INFORMATION SHOWN >>
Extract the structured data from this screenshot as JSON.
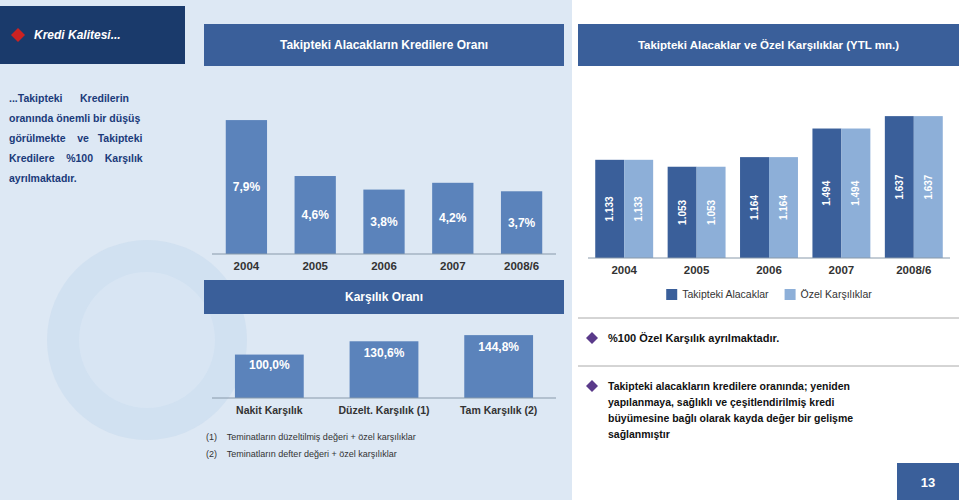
{
  "chart_data": [
    {
      "type": "bar",
      "title": "Takipteki Alacakların Kredilere Oranı",
      "categories": [
        "2004",
        "2005",
        "2006",
        "2007",
        "2008/6"
      ],
      "values": [
        7.9,
        4.6,
        3.8,
        4.2,
        3.7
      ],
      "value_labels": [
        "7,9%",
        "4,6%",
        "3,8%",
        "4,2%",
        "3,7%"
      ],
      "color": "#5b83bb",
      "ylim": [
        0,
        10.5
      ],
      "tick_labels": "x",
      "data_labels": true,
      "grid": false,
      "annotations": [
        "Kredi Kalitesi...",
        "...Takipteki      Kredilerin",
        "oranında önemli bir düşüş",
        "görülmekte    ve   Takipteki",
        "Kredilere    %100    Karşılık",
        "ayrılmaktadır."
      ]
    },
    {
      "type": "bar",
      "title": "Takipteki Alacaklar ve Özel Karşılıklar (YTL mn.)",
      "categories": [
        "2004",
        "2005",
        "2006",
        "2007",
        "2008/6"
      ],
      "series": [
        {
          "name": "Takipteki Alacaklar",
          "color": "#3a5f9a",
          "values": [
            1133,
            1053,
            1164,
            1494,
            1637
          ],
          "value_labels": [
            "1.133",
            "1.053",
            "1.164",
            "1.494",
            "1.637"
          ]
        },
        {
          "name": "Özel Karşılıklar",
          "color": "#8dafd8",
          "values": [
            1133,
            1053,
            1164,
            1494,
            1637
          ],
          "value_labels": [
            "1.133",
            "1.053",
            "1.164",
            "1.494",
            "1.637"
          ]
        }
      ],
      "ylim": [
        0,
        2100
      ],
      "tick_labels": "x",
      "data_labels": true,
      "grid": false,
      "legend": "bottom",
      "annotations": [
        "%100 Özel Karşılık ayrılmaktadır.",
        "Takipteki alacakların kredilere oranında; yeniden\nyapılanmaya, sağlıklı ve çeşitlendirilmiş kredi\nbüyümesine bağlı olarak kayda değer bir gelişme\nsağlanmıştır"
      ]
    },
    {
      "type": "bar",
      "title": "Karşılık Oranı",
      "categories": [
        "Nakit Karşılık",
        "Düzelt. Karşılık (1)",
        "Tam Karşılık (2)"
      ],
      "values": [
        100.0,
        130.6,
        144.8
      ],
      "value_labels": [
        "100,0%",
        "130,6%",
        "144,8%"
      ],
      "color": "#5b83bb",
      "ylim": [
        0,
        175
      ],
      "tick_labels": "x",
      "data_labels": true,
      "grid": false,
      "annotations": [
        "(1)    Teminatların düzeltilmiş değeri + özel karşılıklar",
        "(2)    Teminatların defter değeri + özel karşılıklar",
        "13"
      ]
    }
  ]
}
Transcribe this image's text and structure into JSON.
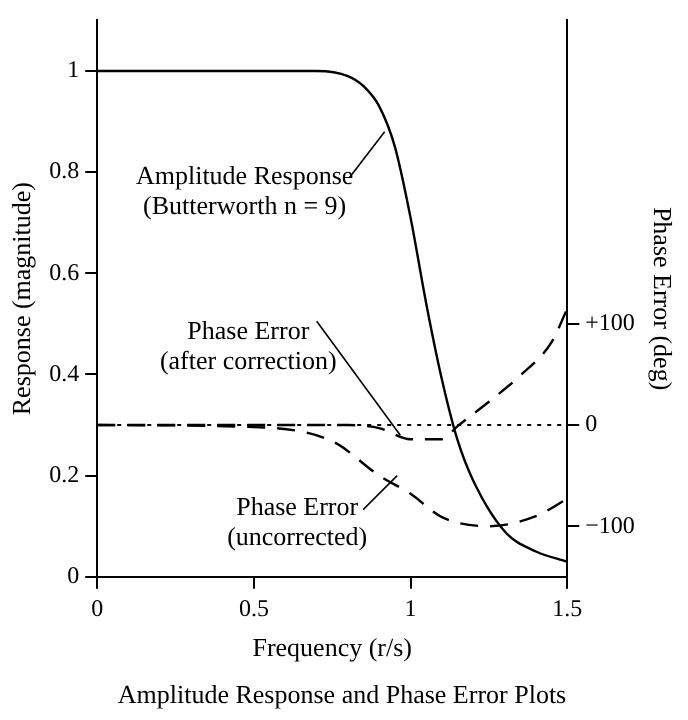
{
  "chart_data": {
    "type": "line",
    "title": "Amplitude Response and Phase Error Plots",
    "xlabel": "Frequency (r/s)",
    "ylabel": "Response (magnitude)",
    "y2label": "Phase Error (deg)",
    "xlim": [
      0,
      1.5
    ],
    "xticks": [
      0,
      0.5,
      1,
      1.5
    ],
    "ylim": [
      0,
      1.1
    ],
    "yticks": [
      0,
      0.2,
      0.4,
      0.6,
      0.8,
      1
    ],
    "y2lim": [
      -150,
      400
    ],
    "y2ticks": [
      {
        "value": -100,
        "label": "−100"
      },
      0,
      {
        "value": 100,
        "label": "+100"
      }
    ],
    "grid": false,
    "legend": false,
    "marker": "none",
    "series": [
      {
        "color": "#000000",
        "line_style": "solid",
        "x": [
          0,
          0.7,
          0.8,
          0.85,
          0.9,
          0.95,
          1,
          1.05,
          1.1,
          1.15,
          1.2,
          1.3,
          1.4,
          1.5
        ],
        "values": [
          1,
          1,
          0.99,
          0.97,
          0.93,
          0.85,
          0.71,
          0.54,
          0.39,
          0.27,
          0.19,
          0.09,
          0.05,
          0.03
        ]
      },
      {
        "color": "#000000",
        "line_style": "dashed",
        "axis": "y2",
        "x": [
          0,
          0.5,
          0.75,
          0.9,
          1,
          1.1,
          1.25,
          1.4,
          1.5
        ],
        "values": [
          0,
          -2,
          -16,
          -50,
          -68,
          -91,
          -100,
          -90,
          -73
        ]
      },
      {
        "color": "#000000",
        "line_style": "dashed",
        "axis": "y2",
        "x": [
          0,
          0.8,
          0.9,
          1,
          1.1,
          1.15,
          1.25,
          1.35,
          1.45,
          1.5
        ],
        "values": [
          0,
          0,
          -3,
          -14,
          -14,
          -1,
          23,
          49,
          82,
          115
        ]
      }
    ],
    "ref_lines": [
      {
        "axis": "y2",
        "value": 0,
        "line_style": "dotted",
        "color": "#000000"
      }
    ],
    "annotations": [
      {
        "text": "Amplitude Response\n(Butterworth n = 9)",
        "x": 0.93,
        "y": 0.88
      },
      {
        "text": "Phase Error\n(after correction)",
        "x": 0.98,
        "y": 0.28
      },
      {
        "text": "Phase Error\n(uncorrected)",
        "x": 0.97,
        "y": 0.2
      }
    ]
  }
}
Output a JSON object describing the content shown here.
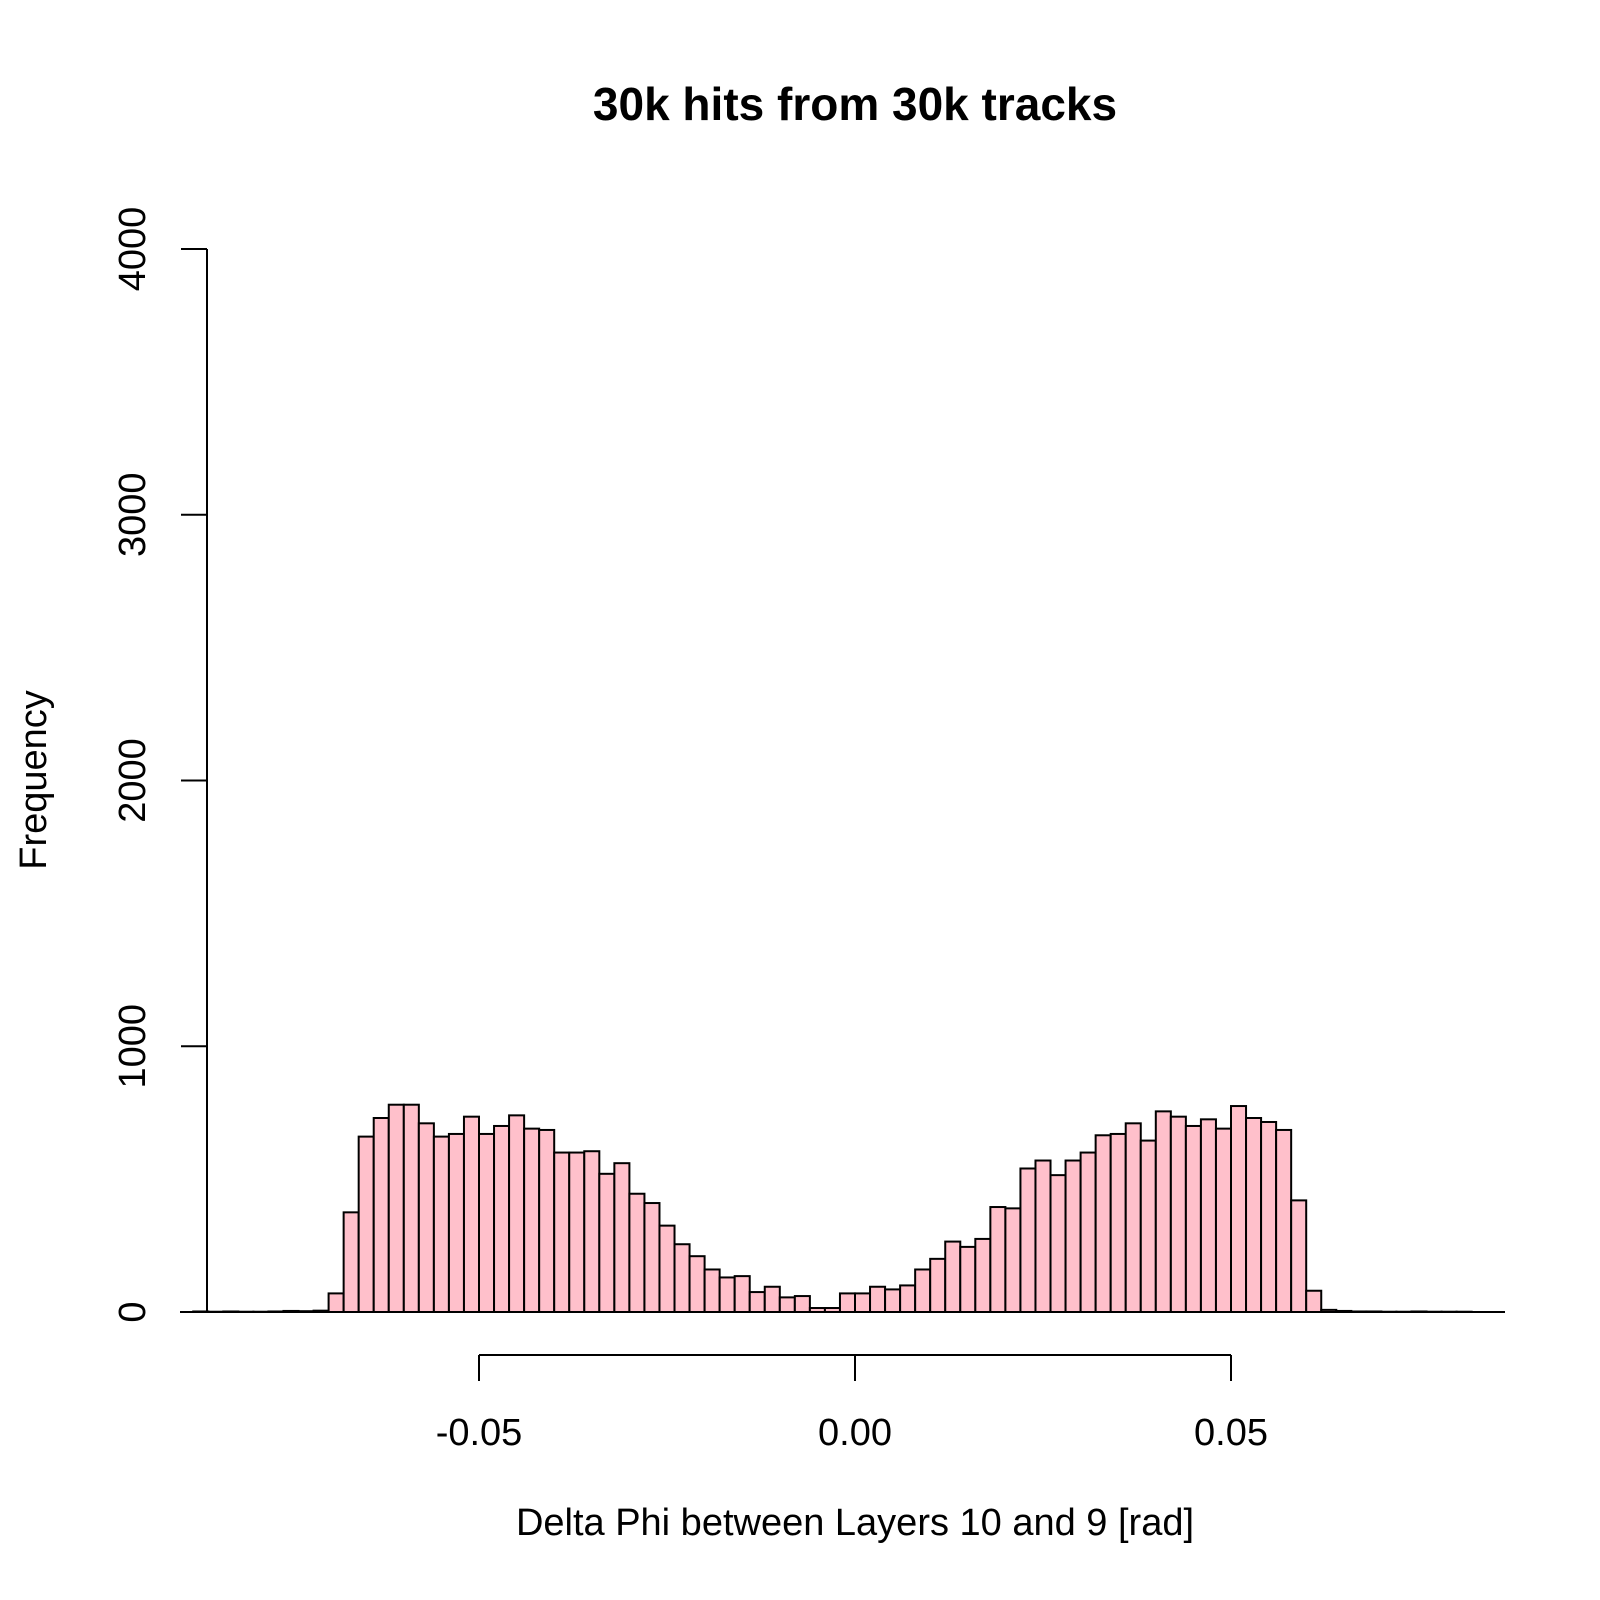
{
  "chart_data": {
    "type": "bar",
    "subtype": "histogram",
    "title": "30k hits from 30k tracks",
    "xlabel": "Delta Phi between Layers 10 and 9 [rad]",
    "ylabel": "Frequency",
    "xlim": [
      -0.09,
      0.09
    ],
    "ylim": [
      0,
      4000
    ],
    "bin_width": 0.002,
    "bin_start": -0.088,
    "x_ticks": [
      {
        "value": -0.05,
        "label": "-0.05"
      },
      {
        "value": 0.0,
        "label": "0.00"
      },
      {
        "value": 0.05,
        "label": "0.05"
      }
    ],
    "y_ticks": [
      {
        "value": 0,
        "label": "0"
      },
      {
        "value": 1000,
        "label": "1000"
      },
      {
        "value": 2000,
        "label": "2000"
      },
      {
        "value": 3000,
        "label": "3000"
      },
      {
        "value": 4000,
        "label": "4000"
      }
    ],
    "values": [
      2,
      1,
      2,
      1,
      1,
      2,
      4,
      3,
      5,
      70,
      375,
      660,
      730,
      780,
      780,
      710,
      660,
      670,
      735,
      670,
      700,
      740,
      690,
      685,
      600,
      600,
      605,
      520,
      560,
      445,
      410,
      325,
      255,
      210,
      160,
      130,
      135,
      75,
      95,
      55,
      60,
      15,
      15,
      70,
      70,
      95,
      85,
      100,
      160,
      200,
      265,
      245,
      275,
      395,
      390,
      540,
      570,
      515,
      570,
      600,
      665,
      670,
      710,
      645,
      755,
      735,
      700,
      725,
      690,
      775,
      730,
      715,
      685,
      420,
      80,
      8,
      4,
      2,
      2,
      1,
      1,
      2,
      1,
      1,
      1
    ],
    "bar_color": "#FFC0CB",
    "grid": false
  }
}
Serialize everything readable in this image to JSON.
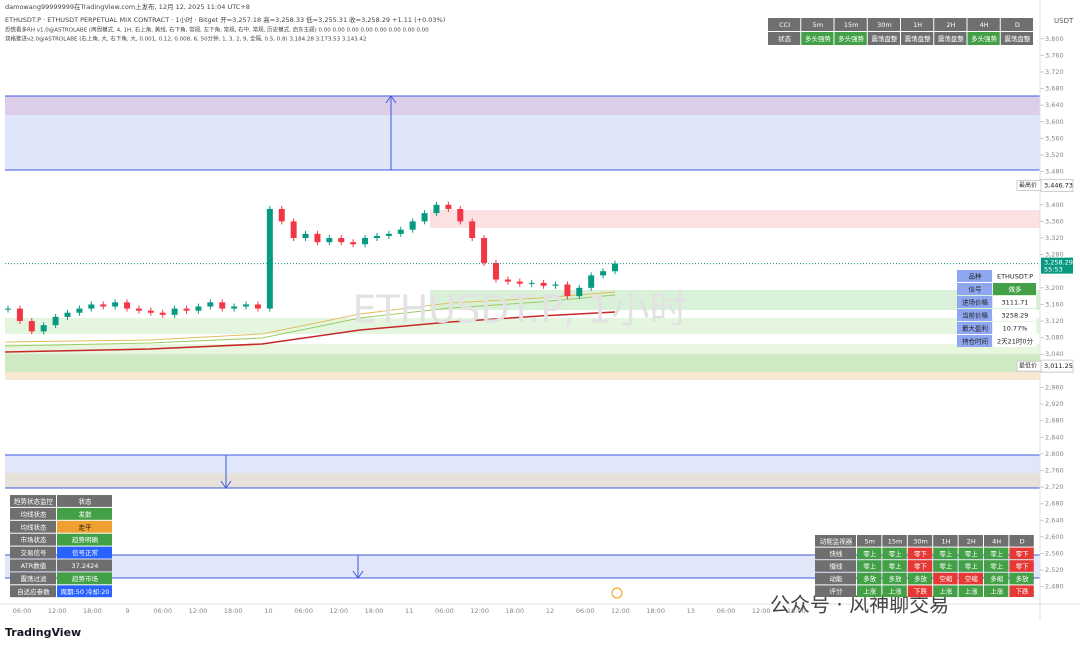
{
  "header": {
    "author_line": "damowang99999999在TradingView.com上发布, 12月 12, 2025 11:04 UTC+8",
    "symbol_line": "ETHUSDT.P · ETHUSDT PERPETUAL MIX CONTRACT · 1小时 · Bitget  开=3,257.18  高=3,258.33  低=3,255.31  收=3,258.29  +1.11 (+0.03%)",
    "indicator_1": "恐慌看多RH v1.0@ASTROLABE (两周模式, 4, 1H, 右上角, 黄线, 右下角, 常规, 左下角, 常规, 右中, 常规, 历史模式, 启东主题)  0.00  0.00  0.00  0.00  0.00  0.00  0.00  0.00",
    "indicator_2": "双格推进v2.0@ASTROLABE (右上角, 大, 右下角, 大, 0.001, 0.12, 0.008, 6, 50分钟, 1, 3, 2, 9, 全隔, 0.5, 0.8)  3,184.28  3,173.53  3,143.42"
  },
  "watermark": "ETHUSDT.P, 1小时",
  "brand": "TradingView",
  "wechat": "公众号 · 风神聊交易",
  "chart_data": {
    "type": "candlestick",
    "currency": "USDT",
    "up_color": "#089981",
    "down_color": "#f23645",
    "values": [
      3150,
      3120,
      3095,
      3110,
      3130,
      3140,
      3150,
      3160,
      3155,
      3165,
      3150,
      3145,
      3140,
      3135,
      3150,
      3145,
      3155,
      3165,
      3150,
      3155,
      3160,
      3150,
      3390,
      3360,
      3320,
      3330,
      3310,
      3320,
      3310,
      3305,
      3320,
      3325,
      3330,
      3340,
      3360,
      3380,
      3400,
      3390,
      3360,
      3320,
      3260,
      3220,
      3215,
      3210,
      3212,
      3205,
      3208,
      3180,
      3200,
      3230,
      3240,
      3258.29
    ],
    "ylim": [
      2448,
      3850
    ],
    "yticks": [
      {
        "value": 3800,
        "label": "3,800"
      },
      {
        "value": 3760,
        "label": "3,760"
      },
      {
        "value": 3720,
        "label": "3,720"
      },
      {
        "value": 3680,
        "label": "3,680"
      },
      {
        "value": 3640,
        "label": "3,640"
      },
      {
        "value": 3600,
        "label": "3,600"
      },
      {
        "value": 3560,
        "label": "3,560"
      },
      {
        "value": 3520,
        "label": "3,520"
      },
      {
        "value": 3480,
        "label": "3,480"
      },
      {
        "value": 3400,
        "label": "3,400"
      },
      {
        "value": 3360,
        "label": "3,360"
      },
      {
        "value": 3320,
        "label": "3,320"
      },
      {
        "value": 3280,
        "label": "3,280"
      },
      {
        "value": 3200,
        "label": "3,200"
      },
      {
        "value": 3160,
        "label": "3,160"
      },
      {
        "value": 3120,
        "label": "3,120"
      },
      {
        "value": 3080,
        "label": "3,080"
      },
      {
        "value": 3040,
        "label": "3,040"
      },
      {
        "value": 2960,
        "label": "2,960"
      },
      {
        "value": 2920,
        "label": "2,920"
      },
      {
        "value": 2880,
        "label": "2,880"
      },
      {
        "value": 2840,
        "label": "2,840"
      },
      {
        "value": 2800,
        "label": "2,800"
      },
      {
        "value": 2760,
        "label": "2,760"
      },
      {
        "value": 2720,
        "label": "2,720"
      },
      {
        "value": 2680,
        "label": "2,680"
      },
      {
        "value": 2640,
        "label": "2,640"
      },
      {
        "value": 2600,
        "label": "2,600"
      },
      {
        "value": 2560,
        "label": "2,560"
      },
      {
        "value": 2520,
        "label": "2,520"
      },
      {
        "value": 2480,
        "label": "2,480"
      }
    ],
    "x_labels": [
      "06:00",
      "12:00",
      "18:00",
      "9",
      "06:00",
      "12:00",
      "18:00",
      "10",
      "06:00",
      "12:00",
      "18:00",
      "11",
      "06:00",
      "12:00",
      "18:00",
      "12",
      "06:00",
      "12:00",
      "18:00",
      "13",
      "06:00",
      "12:00",
      "18:00"
    ],
    "high": {
      "name": "最高价",
      "value": 3446.73,
      "label": "3,446.73"
    },
    "low": {
      "name": "最低价",
      "value": 3011.25,
      "label": "3,011.25"
    },
    "last": {
      "value": 3258.29,
      "label": "3,258.29",
      "countdown": "55:53"
    }
  },
  "tf_table": {
    "header": [
      "CCI",
      "5m",
      "15m",
      "30m",
      "1H",
      "2H",
      "4H",
      "D"
    ],
    "header_colors": [
      "#6f6f6f",
      "#6f6f6f",
      "#6f6f6f",
      "#6f6f6f",
      "#6f6f6f",
      "#6f6f6f",
      "#6f6f6f",
      "#6f6f6f"
    ],
    "rows": [
      [
        "状态",
        "多头强势",
        "多头强势",
        "震荡盘整",
        "震荡盘整",
        "震荡盘整",
        "多头强势",
        "震荡盘整"
      ]
    ],
    "row_colors": [
      [
        "#6f6f6f",
        "#43a047",
        "#43a047",
        "#6f6f6f",
        "#6f6f6f",
        "#6f6f6f",
        "#43a047",
        "#6f6f6f"
      ]
    ]
  },
  "info_table": {
    "rows": [
      [
        "品种",
        "ETHUSDT.P"
      ],
      [
        "信号",
        "做多"
      ],
      [
        "进场价格",
        "3111.71"
      ],
      [
        "当前价格",
        "3258.29"
      ],
      [
        "最大盈利",
        "10.77%"
      ],
      [
        "持仓时间",
        "2天21时0分"
      ]
    ],
    "row_colors": [
      [
        "#8fa7f0",
        "#ffffff"
      ],
      [
        "#8fa7f0",
        "#43a047"
      ],
      [
        "#8fa7f0",
        "#ffffff"
      ],
      [
        "#8fa7f0",
        "#ffffff"
      ],
      [
        "#8fa7f0",
        "#ffffff"
      ],
      [
        "#8fa7f0",
        "#ffffff"
      ]
    ]
  },
  "trend_table": {
    "header": [
      "趋势状态监控",
      "状态"
    ],
    "header_colors": [
      "#6f6f6f",
      "#6f6f6f"
    ],
    "rows": [
      [
        "均线状态",
        "发散"
      ],
      [
        "均线状态",
        "走平"
      ],
      [
        "市场状态",
        "趋势明确"
      ],
      [
        "交易信号",
        "信号正常"
      ],
      [
        "ATR数值",
        "37.2424"
      ],
      [
        "震荡过滤",
        "趋势市场"
      ],
      [
        "自适应参数",
        "周期:50 冷却:20"
      ]
    ],
    "row_colors": [
      [
        "#6f6f6f",
        "#43a047"
      ],
      [
        "#6f6f6f",
        "#f0a030"
      ],
      [
        "#6f6f6f",
        "#43a047"
      ],
      [
        "#6f6f6f",
        "#2962ff"
      ],
      [
        "#6f6f6f",
        "#6f6f6f"
      ],
      [
        "#6f6f6f",
        "#43a047"
      ],
      [
        "#6f6f6f",
        "#2962ff"
      ]
    ]
  },
  "momentum_table": {
    "header": [
      "动能监视器",
      "5m",
      "15m",
      "30m",
      "1H",
      "2H",
      "4H",
      "D"
    ],
    "header_colors": [
      "#6f6f6f",
      "#6f6f6f",
      "#6f6f6f",
      "#6f6f6f",
      "#6f6f6f",
      "#6f6f6f",
      "#6f6f6f",
      "#6f6f6f"
    ],
    "rows": [
      [
        "快线",
        "零上",
        "零上",
        "零下",
        "零上",
        "零上",
        "零上",
        "零下"
      ],
      [
        "慢线",
        "零上",
        "零上",
        "零下",
        "零上",
        "零上",
        "零上",
        "零下"
      ],
      [
        "动能",
        "多放",
        "多放",
        "多放",
        "空缩",
        "空缩",
        "多缩",
        "多放"
      ],
      [
        "评分",
        "上涨",
        "上涨",
        "下跌",
        "上涨",
        "上涨",
        "上涨",
        "下跌"
      ]
    ],
    "row_colors": [
      [
        "#6f6f6f",
        "#43a047",
        "#43a047",
        "#e53935",
        "#43a047",
        "#43a047",
        "#43a047",
        "#e53935"
      ],
      [
        "#6f6f6f",
        "#43a047",
        "#43a047",
        "#e53935",
        "#43a047",
        "#43a047",
        "#43a047",
        "#e53935"
      ],
      [
        "#6f6f6f",
        "#43a047",
        "#43a047",
        "#43a047",
        "#e53935",
        "#e53935",
        "#43a047",
        "#43a047"
      ],
      [
        "#6f6f6f",
        "#43a047",
        "#43a047",
        "#e53935",
        "#43a047",
        "#43a047",
        "#43a047",
        "#e53935"
      ]
    ]
  }
}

AIM >> Scan the material above. Return every line containing the string "Response".

WORKED ANSWER >>
    "title": "Amplitude Response and Phase Error Plots",
    "ylabel": "Response (magnitude)",
        "text": "Amplitude Response\n(Butterworth n = 9)",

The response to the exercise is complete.